**Task data:**
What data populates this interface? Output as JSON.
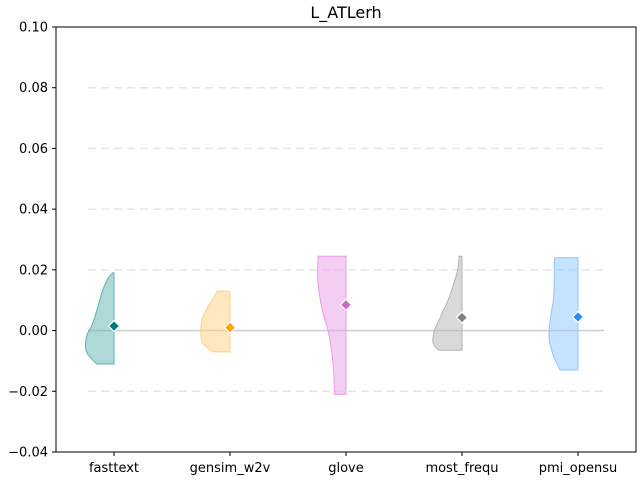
{
  "chart_data": {
    "type": "violin",
    "title": "L_ATLerh",
    "xlabel": "",
    "ylabel": "",
    "ylim": [
      -0.04,
      0.1
    ],
    "yticks": [
      -0.04,
      -0.02,
      0.0,
      0.02,
      0.04,
      0.06,
      0.08,
      0.1
    ],
    "ytick_labels": [
      "−0.04",
      "−0.02",
      "0.00",
      "0.02",
      "0.04",
      "0.06",
      "0.08",
      "0.10"
    ],
    "grid": "horizontal-dashed",
    "reference_line": 0.0,
    "categories": [
      "fasttext",
      "gensim_w2v",
      "glove",
      "most_frequ",
      "pmi_opensu"
    ],
    "series": [
      {
        "category": "fasttext",
        "color": "#5fb3b3",
        "marker_color": "#007b7f",
        "min": -0.011,
        "max": 0.019,
        "mean": 0.0015,
        "density": [
          [
            -0.011,
            0.6
          ],
          [
            -0.007,
            0.95
          ],
          [
            -0.002,
            0.95
          ],
          [
            0.002,
            0.75
          ],
          [
            0.008,
            0.55
          ],
          [
            0.013,
            0.4
          ],
          [
            0.017,
            0.22
          ],
          [
            0.019,
            0.05
          ]
        ]
      },
      {
        "category": "gensim_w2v",
        "color": "#ffd27f",
        "marker_color": "#ff9f00",
        "min": -0.007,
        "max": 0.013,
        "mean": 0.001,
        "density": [
          [
            -0.007,
            0.6
          ],
          [
            -0.004,
            0.95
          ],
          [
            0.0,
            1.0
          ],
          [
            0.004,
            0.95
          ],
          [
            0.008,
            0.75
          ],
          [
            0.011,
            0.55
          ],
          [
            0.013,
            0.45
          ]
        ]
      },
      {
        "category": "glove",
        "color": "#ea9de6",
        "marker_color": "#cc66cc",
        "min": -0.021,
        "max": 0.0245,
        "mean": 0.0085,
        "density": [
          [
            -0.021,
            0.4
          ],
          [
            -0.015,
            0.42
          ],
          [
            -0.008,
            0.48
          ],
          [
            0.0,
            0.62
          ],
          [
            0.006,
            0.8
          ],
          [
            0.012,
            0.92
          ],
          [
            0.018,
            0.98
          ],
          [
            0.0245,
            0.96
          ]
        ]
      },
      {
        "category": "most_frequ",
        "color": "#b3b3b3",
        "marker_color": "#808080",
        "min": -0.0065,
        "max": 0.0245,
        "mean": 0.0043,
        "density": [
          [
            -0.0065,
            0.8
          ],
          [
            -0.004,
            1.0
          ],
          [
            0.0,
            0.95
          ],
          [
            0.005,
            0.72
          ],
          [
            0.01,
            0.48
          ],
          [
            0.015,
            0.3
          ],
          [
            0.02,
            0.15
          ],
          [
            0.0245,
            0.1
          ]
        ]
      },
      {
        "category": "pmi_opensu",
        "color": "#8cc6ff",
        "marker_color": "#2a8ff2",
        "min": -0.013,
        "max": 0.024,
        "mean": 0.0045,
        "density": [
          [
            -0.013,
            0.62
          ],
          [
            -0.008,
            0.86
          ],
          [
            -0.002,
            1.0
          ],
          [
            0.004,
            0.95
          ],
          [
            0.01,
            0.85
          ],
          [
            0.016,
            0.82
          ],
          [
            0.021,
            0.82
          ],
          [
            0.024,
            0.8
          ]
        ]
      }
    ]
  }
}
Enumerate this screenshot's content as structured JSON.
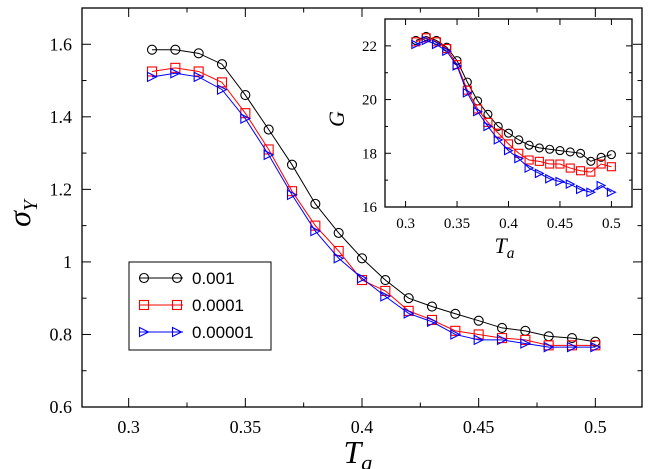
{
  "chart_data": [
    {
      "type": "line",
      "name": "main",
      "xlabel": "T",
      "xlabel_sub": "a",
      "ylabel": "σ",
      "ylabel_sub": "Y",
      "xlim": [
        0.28,
        0.52
      ],
      "ylim": [
        0.6,
        1.7
      ],
      "xticks": [
        0.3,
        0.35,
        0.4,
        0.45,
        0.5
      ],
      "xtick_labels": [
        "0.3",
        "0.35",
        "0.4",
        "0.45",
        "0.5"
      ],
      "yticks": [
        0.6,
        0.8,
        1.0,
        1.2,
        1.4,
        1.6
      ],
      "ytick_labels": [
        "0.6",
        "0.8",
        "1",
        "1.2",
        "1.4",
        "1.6"
      ],
      "legend_position": "bottom-left",
      "x": [
        0.31,
        0.32,
        0.33,
        0.34,
        0.35,
        0.36,
        0.37,
        0.38,
        0.39,
        0.4,
        0.41,
        0.42,
        0.43,
        0.44,
        0.45,
        0.46,
        0.47,
        0.48,
        0.49,
        0.5
      ],
      "series": [
        {
          "name": "0.001",
          "color": "#000000",
          "marker": "circle",
          "values": [
            1.585,
            1.585,
            1.575,
            1.545,
            1.46,
            1.365,
            1.268,
            1.16,
            1.08,
            1.01,
            0.95,
            0.9,
            0.877,
            0.857,
            0.838,
            0.818,
            0.81,
            0.795,
            0.79,
            0.78
          ]
        },
        {
          "name": "0.0001",
          "color": "#ff0000",
          "marker": "square",
          "values": [
            1.525,
            1.535,
            1.525,
            1.495,
            1.41,
            1.31,
            1.195,
            1.1,
            1.03,
            0.95,
            0.92,
            0.865,
            0.84,
            0.81,
            0.8,
            0.79,
            0.785,
            0.77,
            0.77,
            0.77
          ]
        },
        {
          "name": "0.00001",
          "color": "#0000ff",
          "marker": "triangle-right",
          "values": [
            1.51,
            1.52,
            1.51,
            1.475,
            1.395,
            1.295,
            1.185,
            1.085,
            1.01,
            0.955,
            0.905,
            0.858,
            0.835,
            0.8,
            0.785,
            0.785,
            0.775,
            0.765,
            0.765,
            0.765
          ]
        }
      ]
    },
    {
      "type": "line",
      "name": "inset",
      "xlabel": "T",
      "xlabel_sub": "a",
      "ylabel": "G",
      "xlim": [
        0.28,
        0.52
      ],
      "ylim": [
        16,
        23
      ],
      "xticks": [
        0.3,
        0.35,
        0.4,
        0.45,
        0.5
      ],
      "xtick_labels": [
        "0.3",
        "0.35",
        "0.4",
        "0.45",
        "0.5"
      ],
      "yticks": [
        16,
        18,
        20,
        22
      ],
      "ytick_labels": [
        "16",
        "18",
        "20",
        "22"
      ],
      "x": [
        0.31,
        0.32,
        0.33,
        0.34,
        0.35,
        0.36,
        0.37,
        0.38,
        0.39,
        0.4,
        0.41,
        0.42,
        0.43,
        0.44,
        0.45,
        0.46,
        0.47,
        0.48,
        0.49,
        0.5
      ],
      "series": [
        {
          "name": "0.001",
          "color": "#000000",
          "marker": "circle",
          "values": [
            22.2,
            22.35,
            22.2,
            21.95,
            21.45,
            20.65,
            19.95,
            19.45,
            19.0,
            18.75,
            18.5,
            18.3,
            18.2,
            18.15,
            18.1,
            18.05,
            18.0,
            17.7,
            17.85,
            17.95
          ]
        },
        {
          "name": "0.0001",
          "color": "#ff0000",
          "marker": "square",
          "values": [
            22.15,
            22.3,
            22.15,
            21.9,
            21.3,
            20.35,
            19.65,
            19.15,
            18.75,
            18.35,
            18.0,
            17.75,
            17.7,
            17.6,
            17.6,
            17.45,
            17.35,
            17.3,
            17.6,
            17.5
          ]
        },
        {
          "name": "0.00001",
          "color": "#0000ff",
          "marker": "triangle-right",
          "values": [
            22.05,
            22.2,
            22.05,
            21.8,
            21.25,
            20.25,
            19.55,
            19.0,
            18.5,
            18.1,
            17.8,
            17.45,
            17.25,
            17.05,
            16.95,
            16.85,
            16.65,
            16.55,
            16.8,
            16.55
          ]
        }
      ]
    }
  ]
}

**What to do:** Could you repeat all of the material exactly? Pictures should not be copied.

**Answer in full:**
What data populates this interface? Output as JSON.
{
  "chart_data": {
    "type": "violin",
    "title": "L_ATLerh",
    "xlabel": "",
    "ylabel": "",
    "ylim": [
      -0.04,
      0.1
    ],
    "yticks": [
      -0.04,
      -0.02,
      0.0,
      0.02,
      0.04,
      0.06,
      0.08,
      0.1
    ],
    "ytick_labels": [
      "−0.04",
      "−0.02",
      "0.00",
      "0.02",
      "0.04",
      "0.06",
      "0.08",
      "0.10"
    ],
    "grid": "horizontal-dashed",
    "reference_line": 0.0,
    "categories": [
      "fasttext",
      "gensim_w2v",
      "glove",
      "most_frequ",
      "pmi_opensu"
    ],
    "series": [
      {
        "category": "fasttext",
        "color": "#5fb3b3",
        "marker_color": "#007b7f",
        "min": -0.011,
        "max": 0.019,
        "mean": 0.0015,
        "density": [
          [
            -0.011,
            0.6
          ],
          [
            -0.007,
            0.95
          ],
          [
            -0.002,
            0.95
          ],
          [
            0.002,
            0.75
          ],
          [
            0.008,
            0.55
          ],
          [
            0.013,
            0.4
          ],
          [
            0.017,
            0.22
          ],
          [
            0.019,
            0.05
          ]
        ]
      },
      {
        "category": "gensim_w2v",
        "color": "#ffd27f",
        "marker_color": "#ff9f00",
        "min": -0.007,
        "max": 0.013,
        "mean": 0.001,
        "density": [
          [
            -0.007,
            0.6
          ],
          [
            -0.004,
            0.95
          ],
          [
            0.0,
            1.0
          ],
          [
            0.004,
            0.95
          ],
          [
            0.008,
            0.75
          ],
          [
            0.011,
            0.55
          ],
          [
            0.013,
            0.45
          ]
        ]
      },
      {
        "category": "glove",
        "color": "#ea9de6",
        "marker_color": "#cc66cc",
        "min": -0.021,
        "max": 0.0245,
        "mean": 0.0085,
        "density": [
          [
            -0.021,
            0.4
          ],
          [
            -0.015,
            0.42
          ],
          [
            -0.008,
            0.48
          ],
          [
            0.0,
            0.62
          ],
          [
            0.006,
            0.8
          ],
          [
            0.012,
            0.92
          ],
          [
            0.018,
            0.98
          ],
          [
            0.0245,
            0.96
          ]
        ]
      },
      {
        "category": "most_frequ",
        "color": "#b3b3b3",
        "marker_color": "#808080",
        "min": -0.0065,
        "max": 0.0245,
        "mean": 0.0043,
        "density": [
          [
            -0.0065,
            0.8
          ],
          [
            -0.004,
            1.0
          ],
          [
            0.0,
            0.95
          ],
          [
            0.005,
            0.72
          ],
          [
            0.01,
            0.48
          ],
          [
            0.015,
            0.3
          ],
          [
            0.02,
            0.15
          ],
          [
            0.0245,
            0.1
          ]
        ]
      },
      {
        "category": "pmi_opensu",
        "color": "#8cc6ff",
        "marker_color": "#2a8ff2",
        "min": -0.013,
        "max": 0.024,
        "mean": 0.0045,
        "density": [
          [
            -0.013,
            0.62
          ],
          [
            -0.008,
            0.86
          ],
          [
            -0.002,
            1.0
          ],
          [
            0.004,
            0.95
          ],
          [
            0.01,
            0.85
          ],
          [
            0.016,
            0.82
          ],
          [
            0.021,
            0.82
          ],
          [
            0.024,
            0.8
          ]
        ]
      }
    ]
  }
}
Enumerate this screenshot's content as structured JSON.
{
  "chart_data": [
    {
      "type": "line",
      "name": "main",
      "xlabel": "T",
      "xlabel_sub": "a",
      "ylabel": "σ",
      "ylabel_sub": "Y",
      "xlim": [
        0.28,
        0.52
      ],
      "ylim": [
        0.6,
        1.7
      ],
      "xticks": [
        0.3,
        0.35,
        0.4,
        0.45,
        0.5
      ],
      "xtick_labels": [
        "0.3",
        "0.35",
        "0.4",
        "0.45",
        "0.5"
      ],
      "yticks": [
        0.6,
        0.8,
        1.0,
        1.2,
        1.4,
        1.6
      ],
      "ytick_labels": [
        "0.6",
        "0.8",
        "1",
        "1.2",
        "1.4",
        "1.6"
      ],
      "legend_position": "bottom-left",
      "x": [
        0.31,
        0.32,
        0.33,
        0.34,
        0.35,
        0.36,
        0.37,
        0.38,
        0.39,
        0.4,
        0.41,
        0.42,
        0.43,
        0.44,
        0.45,
        0.46,
        0.47,
        0.48,
        0.49,
        0.5
      ],
      "series": [
        {
          "name": "0.001",
          "color": "#000000",
          "marker": "circle",
          "values": [
            1.585,
            1.585,
            1.575,
            1.545,
            1.46,
            1.365,
            1.268,
            1.16,
            1.08,
            1.01,
            0.95,
            0.9,
            0.877,
            0.857,
            0.838,
            0.818,
            0.81,
            0.795,
            0.79,
            0.78
          ]
        },
        {
          "name": "0.0001",
          "color": "#ff0000",
          "marker": "square",
          "values": [
            1.525,
            1.535,
            1.525,
            1.495,
            1.41,
            1.31,
            1.195,
            1.1,
            1.03,
            0.95,
            0.92,
            0.865,
            0.84,
            0.81,
            0.8,
            0.79,
            0.785,
            0.77,
            0.77,
            0.77
          ]
        },
        {
          "name": "0.00001",
          "color": "#0000ff",
          "marker": "triangle-right",
          "values": [
            1.51,
            1.52,
            1.51,
            1.475,
            1.395,
            1.295,
            1.185,
            1.085,
            1.01,
            0.955,
            0.905,
            0.858,
            0.835,
            0.8,
            0.785,
            0.785,
            0.775,
            0.765,
            0.765,
            0.765
          ]
        }
      ]
    },
    {
      "type": "line",
      "name": "inset",
      "xlabel": "T",
      "xlabel_sub": "a",
      "ylabel": "G",
      "xlim": [
        0.28,
        0.52
      ],
      "ylim": [
        16,
        23
      ],
      "xticks": [
        0.3,
        0.35,
        0.4,
        0.45,
        0.5
      ],
      "xtick_labels": [
        "0.3",
        "0.35",
        "0.4",
        "0.45",
        "0.5"
      ],
      "yticks": [
        16,
        18,
        20,
        22
      ],
      "ytick_labels": [
        "16",
        "18",
        "20",
        "22"
      ],
      "x": [
        0.31,
        0.32,
        0.33,
        0.34,
        0.35,
        0.36,
        0.37,
        0.38,
        0.39,
        0.4,
        0.41,
        0.42,
        0.43,
        0.44,
        0.45,
        0.46,
        0.47,
        0.48,
        0.49,
        0.5
      ],
      "series": [
        {
          "name": "0.001",
          "color": "#000000",
          "marker": "circle",
          "values": [
            22.2,
            22.35,
            22.2,
            21.95,
            21.45,
            20.65,
            19.95,
            19.45,
            19.0,
            18.75,
            18.5,
            18.3,
            18.2,
            18.15,
            18.1,
            18.05,
            18.0,
            17.7,
            17.85,
            17.95
          ]
        },
        {
          "name": "0.0001",
          "color": "#ff0000",
          "marker": "square",
          "values": [
            22.15,
            22.3,
            22.15,
            21.9,
            21.3,
            20.35,
            19.65,
            19.15,
            18.75,
            18.35,
            18.0,
            17.75,
            17.7,
            17.6,
            17.6,
            17.45,
            17.35,
            17.3,
            17.6,
            17.5
          ]
        },
        {
          "name": "0.00001",
          "color": "#0000ff",
          "marker": "triangle-right",
          "values": [
            22.05,
            22.2,
            22.05,
            21.8,
            21.25,
            20.25,
            19.55,
            19.0,
            18.5,
            18.1,
            17.8,
            17.45,
            17.25,
            17.05,
            16.95,
            16.85,
            16.65,
            16.55,
            16.8,
            16.55
          ]
        }
      ]
    }
  ]
}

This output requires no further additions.